- Problem requirements: Identify every line in the records below that contains the word "ADVISOR", and copy each of those lines.

***** Data provided *****

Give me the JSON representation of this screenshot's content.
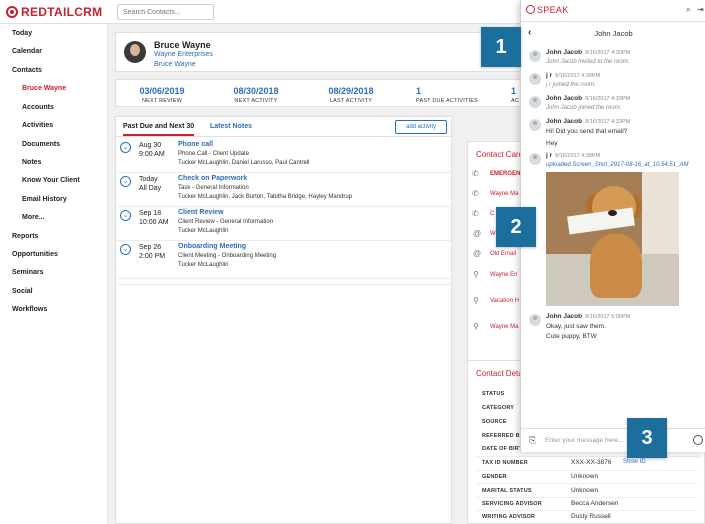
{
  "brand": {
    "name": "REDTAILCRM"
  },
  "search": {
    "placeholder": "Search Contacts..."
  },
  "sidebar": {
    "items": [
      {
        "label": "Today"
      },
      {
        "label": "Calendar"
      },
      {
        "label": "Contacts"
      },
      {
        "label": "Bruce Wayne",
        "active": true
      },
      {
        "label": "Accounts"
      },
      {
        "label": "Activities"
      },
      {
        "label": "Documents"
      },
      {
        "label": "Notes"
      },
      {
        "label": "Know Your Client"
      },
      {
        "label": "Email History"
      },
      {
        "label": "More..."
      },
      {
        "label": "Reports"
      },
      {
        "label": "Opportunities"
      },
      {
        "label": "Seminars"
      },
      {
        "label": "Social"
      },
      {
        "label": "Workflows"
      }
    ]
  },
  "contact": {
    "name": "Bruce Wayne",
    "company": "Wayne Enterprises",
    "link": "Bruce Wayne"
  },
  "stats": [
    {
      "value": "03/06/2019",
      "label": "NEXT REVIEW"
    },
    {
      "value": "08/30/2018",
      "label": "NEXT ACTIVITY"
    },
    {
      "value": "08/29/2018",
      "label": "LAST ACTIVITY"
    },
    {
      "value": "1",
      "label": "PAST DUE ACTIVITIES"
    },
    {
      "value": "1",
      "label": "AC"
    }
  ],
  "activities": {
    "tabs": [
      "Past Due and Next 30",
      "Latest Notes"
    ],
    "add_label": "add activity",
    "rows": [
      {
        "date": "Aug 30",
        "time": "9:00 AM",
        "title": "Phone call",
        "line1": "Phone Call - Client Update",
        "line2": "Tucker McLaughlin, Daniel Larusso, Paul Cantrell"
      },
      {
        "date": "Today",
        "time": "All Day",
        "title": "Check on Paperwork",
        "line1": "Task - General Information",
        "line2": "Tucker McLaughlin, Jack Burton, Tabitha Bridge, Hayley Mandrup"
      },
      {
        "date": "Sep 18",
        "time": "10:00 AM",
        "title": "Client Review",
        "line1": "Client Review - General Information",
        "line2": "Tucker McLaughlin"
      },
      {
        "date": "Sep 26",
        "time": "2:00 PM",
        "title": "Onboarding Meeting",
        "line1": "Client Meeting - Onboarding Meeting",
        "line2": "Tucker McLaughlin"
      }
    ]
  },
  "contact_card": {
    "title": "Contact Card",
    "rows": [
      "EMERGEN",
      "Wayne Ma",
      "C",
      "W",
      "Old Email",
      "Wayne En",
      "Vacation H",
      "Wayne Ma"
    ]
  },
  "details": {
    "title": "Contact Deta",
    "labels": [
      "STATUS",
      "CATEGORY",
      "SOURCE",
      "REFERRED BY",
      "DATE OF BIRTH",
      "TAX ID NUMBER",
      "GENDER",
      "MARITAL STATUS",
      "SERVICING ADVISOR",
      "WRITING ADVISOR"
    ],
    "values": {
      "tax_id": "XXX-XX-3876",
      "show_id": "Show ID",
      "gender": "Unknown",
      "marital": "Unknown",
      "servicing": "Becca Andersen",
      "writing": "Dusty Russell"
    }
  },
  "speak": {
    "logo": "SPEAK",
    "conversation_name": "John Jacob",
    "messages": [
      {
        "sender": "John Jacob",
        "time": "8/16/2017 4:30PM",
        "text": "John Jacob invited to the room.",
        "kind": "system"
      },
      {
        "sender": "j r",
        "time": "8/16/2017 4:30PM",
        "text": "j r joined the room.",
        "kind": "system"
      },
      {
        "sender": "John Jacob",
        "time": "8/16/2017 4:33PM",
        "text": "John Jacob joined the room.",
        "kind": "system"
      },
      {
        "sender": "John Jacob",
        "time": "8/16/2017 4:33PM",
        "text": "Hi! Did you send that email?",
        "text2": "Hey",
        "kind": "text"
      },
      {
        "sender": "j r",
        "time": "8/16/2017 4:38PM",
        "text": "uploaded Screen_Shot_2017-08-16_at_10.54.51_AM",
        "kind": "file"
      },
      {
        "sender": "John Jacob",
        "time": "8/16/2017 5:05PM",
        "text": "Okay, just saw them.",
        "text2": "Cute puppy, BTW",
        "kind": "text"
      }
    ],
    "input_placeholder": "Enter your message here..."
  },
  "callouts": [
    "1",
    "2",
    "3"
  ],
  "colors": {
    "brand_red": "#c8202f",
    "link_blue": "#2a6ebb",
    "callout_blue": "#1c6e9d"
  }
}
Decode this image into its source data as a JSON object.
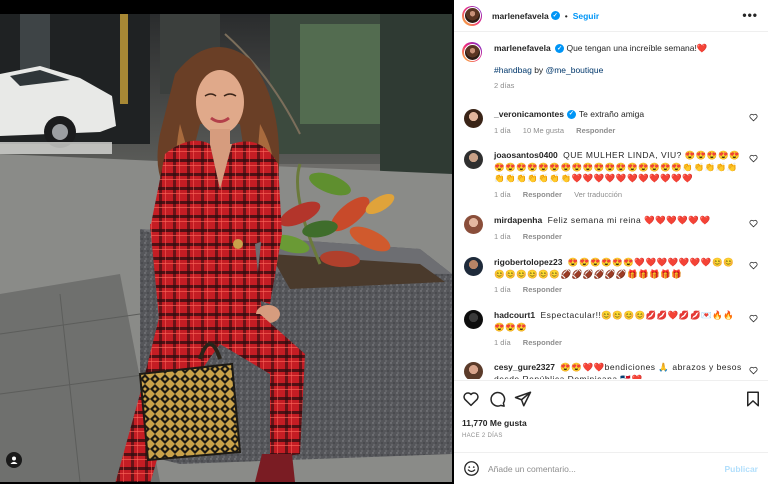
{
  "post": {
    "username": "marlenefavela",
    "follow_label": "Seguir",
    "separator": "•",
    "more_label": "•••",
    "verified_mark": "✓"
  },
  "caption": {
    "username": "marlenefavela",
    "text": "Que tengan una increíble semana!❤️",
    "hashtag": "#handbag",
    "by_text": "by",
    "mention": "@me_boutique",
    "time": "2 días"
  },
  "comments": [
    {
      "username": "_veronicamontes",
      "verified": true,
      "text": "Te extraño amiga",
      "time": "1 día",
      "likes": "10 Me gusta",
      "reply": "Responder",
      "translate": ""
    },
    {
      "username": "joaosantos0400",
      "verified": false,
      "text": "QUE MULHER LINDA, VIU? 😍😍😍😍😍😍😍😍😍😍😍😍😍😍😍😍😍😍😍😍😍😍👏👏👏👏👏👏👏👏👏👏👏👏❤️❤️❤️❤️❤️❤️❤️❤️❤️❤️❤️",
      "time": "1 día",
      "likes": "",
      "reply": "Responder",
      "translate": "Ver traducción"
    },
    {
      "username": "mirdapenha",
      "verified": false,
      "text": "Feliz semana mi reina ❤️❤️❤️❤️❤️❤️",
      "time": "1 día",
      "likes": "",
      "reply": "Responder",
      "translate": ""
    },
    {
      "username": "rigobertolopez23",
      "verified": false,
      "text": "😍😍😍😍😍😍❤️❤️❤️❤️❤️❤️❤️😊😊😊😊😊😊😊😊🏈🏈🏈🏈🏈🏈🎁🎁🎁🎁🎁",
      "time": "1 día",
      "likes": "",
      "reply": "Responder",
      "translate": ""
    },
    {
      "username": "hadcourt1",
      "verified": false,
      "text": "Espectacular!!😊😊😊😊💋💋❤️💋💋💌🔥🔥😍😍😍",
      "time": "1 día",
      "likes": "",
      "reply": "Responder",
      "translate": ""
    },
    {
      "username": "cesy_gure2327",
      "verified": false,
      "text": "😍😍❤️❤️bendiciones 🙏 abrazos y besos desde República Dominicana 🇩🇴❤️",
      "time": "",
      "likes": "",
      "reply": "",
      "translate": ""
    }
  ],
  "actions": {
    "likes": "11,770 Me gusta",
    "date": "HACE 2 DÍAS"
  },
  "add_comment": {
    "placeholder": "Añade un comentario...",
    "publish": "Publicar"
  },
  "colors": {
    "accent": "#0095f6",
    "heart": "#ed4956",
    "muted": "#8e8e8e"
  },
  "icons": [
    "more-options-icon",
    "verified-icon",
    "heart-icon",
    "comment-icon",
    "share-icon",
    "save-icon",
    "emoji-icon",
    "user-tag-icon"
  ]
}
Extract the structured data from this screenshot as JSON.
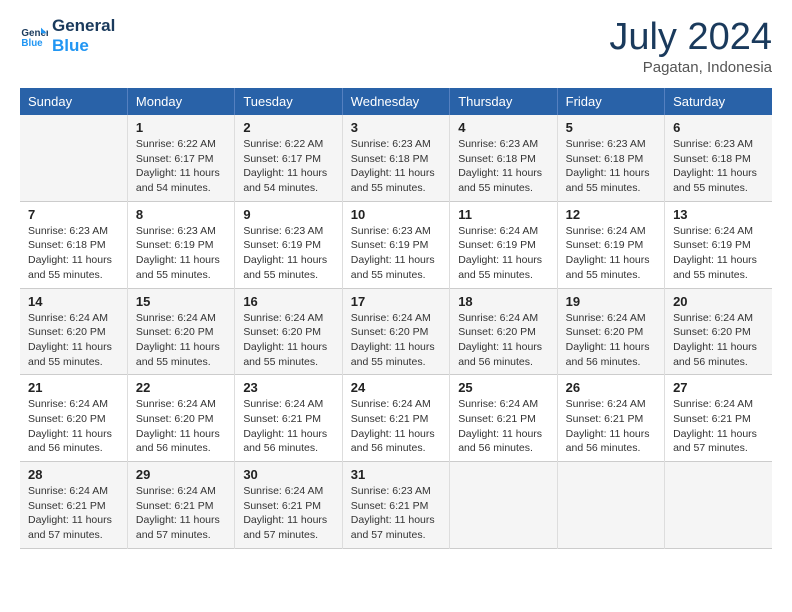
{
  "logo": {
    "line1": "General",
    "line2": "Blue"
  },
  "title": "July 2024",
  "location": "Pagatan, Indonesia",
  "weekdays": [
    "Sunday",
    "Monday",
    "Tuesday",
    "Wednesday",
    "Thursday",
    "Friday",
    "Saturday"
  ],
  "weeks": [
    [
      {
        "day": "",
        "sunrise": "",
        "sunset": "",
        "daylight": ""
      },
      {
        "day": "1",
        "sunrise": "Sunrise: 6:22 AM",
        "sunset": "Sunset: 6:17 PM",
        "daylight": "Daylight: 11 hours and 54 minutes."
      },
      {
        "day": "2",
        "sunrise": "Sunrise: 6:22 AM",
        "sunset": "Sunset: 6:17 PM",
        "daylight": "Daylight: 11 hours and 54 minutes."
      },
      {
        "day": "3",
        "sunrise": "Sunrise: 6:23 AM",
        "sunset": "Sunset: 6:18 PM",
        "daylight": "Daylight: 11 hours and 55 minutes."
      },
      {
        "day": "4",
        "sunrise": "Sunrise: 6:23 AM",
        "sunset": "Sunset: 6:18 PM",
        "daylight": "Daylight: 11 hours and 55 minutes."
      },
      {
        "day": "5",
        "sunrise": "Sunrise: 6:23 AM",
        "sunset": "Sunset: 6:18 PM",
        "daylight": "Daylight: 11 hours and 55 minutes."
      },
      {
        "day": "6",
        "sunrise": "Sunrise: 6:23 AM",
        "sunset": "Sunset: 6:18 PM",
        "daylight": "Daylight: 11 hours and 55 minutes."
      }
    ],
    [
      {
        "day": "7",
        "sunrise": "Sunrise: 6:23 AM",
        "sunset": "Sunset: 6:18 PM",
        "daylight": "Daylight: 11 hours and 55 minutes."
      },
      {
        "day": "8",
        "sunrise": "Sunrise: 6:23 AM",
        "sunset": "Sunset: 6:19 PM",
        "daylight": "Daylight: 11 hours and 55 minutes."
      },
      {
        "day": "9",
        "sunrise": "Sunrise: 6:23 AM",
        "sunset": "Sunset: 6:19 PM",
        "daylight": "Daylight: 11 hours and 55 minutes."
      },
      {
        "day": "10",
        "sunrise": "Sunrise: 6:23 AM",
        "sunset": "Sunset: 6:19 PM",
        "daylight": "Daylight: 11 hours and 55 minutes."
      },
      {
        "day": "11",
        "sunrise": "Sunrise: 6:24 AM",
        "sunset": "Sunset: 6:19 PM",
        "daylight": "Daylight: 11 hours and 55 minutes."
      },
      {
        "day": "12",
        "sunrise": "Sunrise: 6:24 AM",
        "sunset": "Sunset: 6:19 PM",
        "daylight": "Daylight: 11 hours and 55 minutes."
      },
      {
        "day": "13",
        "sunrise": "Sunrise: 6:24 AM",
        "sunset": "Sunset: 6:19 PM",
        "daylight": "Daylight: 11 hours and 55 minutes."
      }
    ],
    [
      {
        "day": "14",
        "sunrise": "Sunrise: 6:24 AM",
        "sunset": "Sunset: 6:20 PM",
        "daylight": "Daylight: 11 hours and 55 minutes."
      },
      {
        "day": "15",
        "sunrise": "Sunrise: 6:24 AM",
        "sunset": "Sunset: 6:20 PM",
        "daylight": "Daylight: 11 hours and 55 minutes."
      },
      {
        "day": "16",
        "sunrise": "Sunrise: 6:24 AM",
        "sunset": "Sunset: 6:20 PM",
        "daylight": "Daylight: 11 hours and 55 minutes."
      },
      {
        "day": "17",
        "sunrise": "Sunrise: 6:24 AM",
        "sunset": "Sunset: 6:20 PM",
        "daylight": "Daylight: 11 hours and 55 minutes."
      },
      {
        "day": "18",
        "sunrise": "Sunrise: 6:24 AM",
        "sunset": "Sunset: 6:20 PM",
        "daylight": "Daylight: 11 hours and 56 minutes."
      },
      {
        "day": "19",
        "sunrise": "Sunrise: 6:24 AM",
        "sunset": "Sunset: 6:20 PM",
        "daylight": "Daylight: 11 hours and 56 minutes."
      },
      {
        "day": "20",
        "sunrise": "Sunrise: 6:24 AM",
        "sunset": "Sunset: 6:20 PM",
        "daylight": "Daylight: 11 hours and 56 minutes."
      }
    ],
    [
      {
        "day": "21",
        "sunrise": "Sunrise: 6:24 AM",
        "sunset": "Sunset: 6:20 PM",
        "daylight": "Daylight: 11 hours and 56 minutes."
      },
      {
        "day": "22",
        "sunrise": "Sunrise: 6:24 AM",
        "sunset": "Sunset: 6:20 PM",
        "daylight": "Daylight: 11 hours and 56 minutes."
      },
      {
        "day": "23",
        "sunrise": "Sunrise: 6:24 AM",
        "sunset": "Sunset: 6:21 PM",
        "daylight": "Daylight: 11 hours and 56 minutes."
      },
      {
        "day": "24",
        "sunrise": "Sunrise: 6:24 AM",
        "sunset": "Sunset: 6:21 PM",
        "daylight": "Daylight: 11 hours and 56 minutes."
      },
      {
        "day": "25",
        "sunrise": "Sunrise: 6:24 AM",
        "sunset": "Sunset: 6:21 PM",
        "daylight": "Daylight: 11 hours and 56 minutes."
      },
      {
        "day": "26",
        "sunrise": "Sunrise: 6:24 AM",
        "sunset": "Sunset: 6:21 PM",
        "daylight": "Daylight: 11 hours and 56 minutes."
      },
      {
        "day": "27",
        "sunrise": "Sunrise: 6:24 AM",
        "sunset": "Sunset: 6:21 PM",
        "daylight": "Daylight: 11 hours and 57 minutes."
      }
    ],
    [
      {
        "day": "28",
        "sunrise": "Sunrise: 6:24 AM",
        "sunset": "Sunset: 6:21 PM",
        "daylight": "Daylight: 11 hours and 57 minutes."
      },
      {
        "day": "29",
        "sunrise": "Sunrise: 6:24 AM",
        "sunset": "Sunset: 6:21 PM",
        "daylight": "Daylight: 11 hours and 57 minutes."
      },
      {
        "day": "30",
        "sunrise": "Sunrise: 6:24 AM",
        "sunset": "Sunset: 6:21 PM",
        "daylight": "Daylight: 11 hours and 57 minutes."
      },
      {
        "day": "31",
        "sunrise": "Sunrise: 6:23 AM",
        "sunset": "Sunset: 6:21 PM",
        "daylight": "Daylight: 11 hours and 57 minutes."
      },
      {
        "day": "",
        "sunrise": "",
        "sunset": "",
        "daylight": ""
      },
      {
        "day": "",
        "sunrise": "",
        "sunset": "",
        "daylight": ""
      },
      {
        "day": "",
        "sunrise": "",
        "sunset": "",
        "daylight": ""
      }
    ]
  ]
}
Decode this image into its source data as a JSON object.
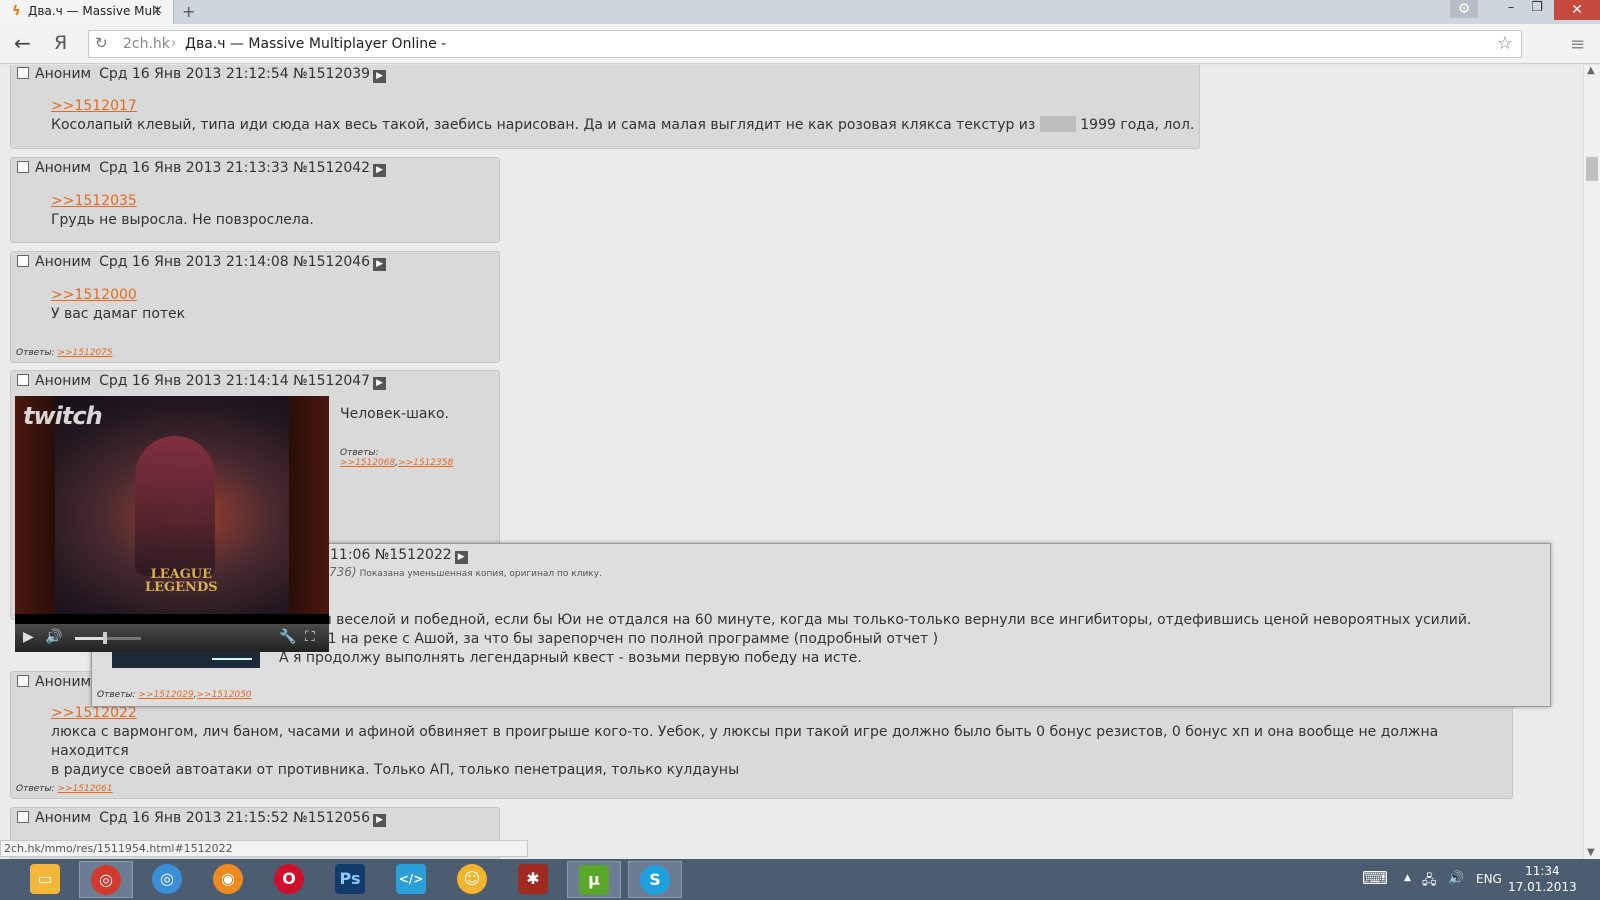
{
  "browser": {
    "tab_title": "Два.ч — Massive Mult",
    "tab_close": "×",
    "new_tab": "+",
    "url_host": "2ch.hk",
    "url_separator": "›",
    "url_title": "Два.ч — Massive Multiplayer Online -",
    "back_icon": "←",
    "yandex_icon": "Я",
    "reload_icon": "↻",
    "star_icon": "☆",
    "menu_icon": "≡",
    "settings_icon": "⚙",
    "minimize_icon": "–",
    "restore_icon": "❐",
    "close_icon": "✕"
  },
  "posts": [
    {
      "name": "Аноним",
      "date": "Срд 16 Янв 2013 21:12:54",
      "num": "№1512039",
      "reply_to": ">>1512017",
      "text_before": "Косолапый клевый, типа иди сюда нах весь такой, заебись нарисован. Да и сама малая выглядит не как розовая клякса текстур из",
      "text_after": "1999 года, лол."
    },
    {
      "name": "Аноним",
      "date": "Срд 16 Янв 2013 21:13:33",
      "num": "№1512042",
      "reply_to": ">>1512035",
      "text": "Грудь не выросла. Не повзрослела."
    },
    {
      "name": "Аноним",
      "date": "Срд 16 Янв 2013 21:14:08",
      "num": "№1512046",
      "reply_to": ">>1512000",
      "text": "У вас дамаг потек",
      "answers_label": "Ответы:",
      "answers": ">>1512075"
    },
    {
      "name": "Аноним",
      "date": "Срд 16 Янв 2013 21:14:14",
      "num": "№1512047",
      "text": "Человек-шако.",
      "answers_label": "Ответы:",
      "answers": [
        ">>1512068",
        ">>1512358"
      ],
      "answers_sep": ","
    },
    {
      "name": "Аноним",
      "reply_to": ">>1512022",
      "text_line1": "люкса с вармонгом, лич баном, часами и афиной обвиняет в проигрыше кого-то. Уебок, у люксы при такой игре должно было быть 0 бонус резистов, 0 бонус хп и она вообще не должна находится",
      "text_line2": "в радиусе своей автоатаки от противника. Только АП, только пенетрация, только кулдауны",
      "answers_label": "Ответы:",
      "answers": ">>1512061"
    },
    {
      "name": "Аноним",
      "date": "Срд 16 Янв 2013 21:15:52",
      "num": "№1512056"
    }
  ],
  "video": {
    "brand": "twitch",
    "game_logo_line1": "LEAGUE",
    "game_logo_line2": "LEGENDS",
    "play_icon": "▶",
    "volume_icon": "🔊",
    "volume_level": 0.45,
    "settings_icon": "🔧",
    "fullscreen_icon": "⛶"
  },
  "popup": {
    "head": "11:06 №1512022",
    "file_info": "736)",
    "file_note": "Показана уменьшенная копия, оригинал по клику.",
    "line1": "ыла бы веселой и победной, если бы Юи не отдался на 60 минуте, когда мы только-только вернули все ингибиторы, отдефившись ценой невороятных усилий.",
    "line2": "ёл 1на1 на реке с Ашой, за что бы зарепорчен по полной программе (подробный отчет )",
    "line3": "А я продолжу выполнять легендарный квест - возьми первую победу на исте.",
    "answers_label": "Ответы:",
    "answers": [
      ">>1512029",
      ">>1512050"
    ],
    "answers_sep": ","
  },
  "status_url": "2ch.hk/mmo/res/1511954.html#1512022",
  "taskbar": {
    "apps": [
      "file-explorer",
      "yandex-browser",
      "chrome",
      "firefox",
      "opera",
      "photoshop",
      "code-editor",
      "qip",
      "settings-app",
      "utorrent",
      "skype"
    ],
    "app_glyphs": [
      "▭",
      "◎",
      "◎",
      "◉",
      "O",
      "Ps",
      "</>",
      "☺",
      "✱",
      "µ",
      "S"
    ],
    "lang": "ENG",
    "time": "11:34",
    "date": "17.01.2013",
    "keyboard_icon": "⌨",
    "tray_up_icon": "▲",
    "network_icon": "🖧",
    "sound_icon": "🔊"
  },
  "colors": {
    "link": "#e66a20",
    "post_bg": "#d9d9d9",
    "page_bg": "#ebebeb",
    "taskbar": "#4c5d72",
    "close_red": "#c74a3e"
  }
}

*****

- Final result:
      "SERVICING ADVISOR",
      "WRITING ADVISOR"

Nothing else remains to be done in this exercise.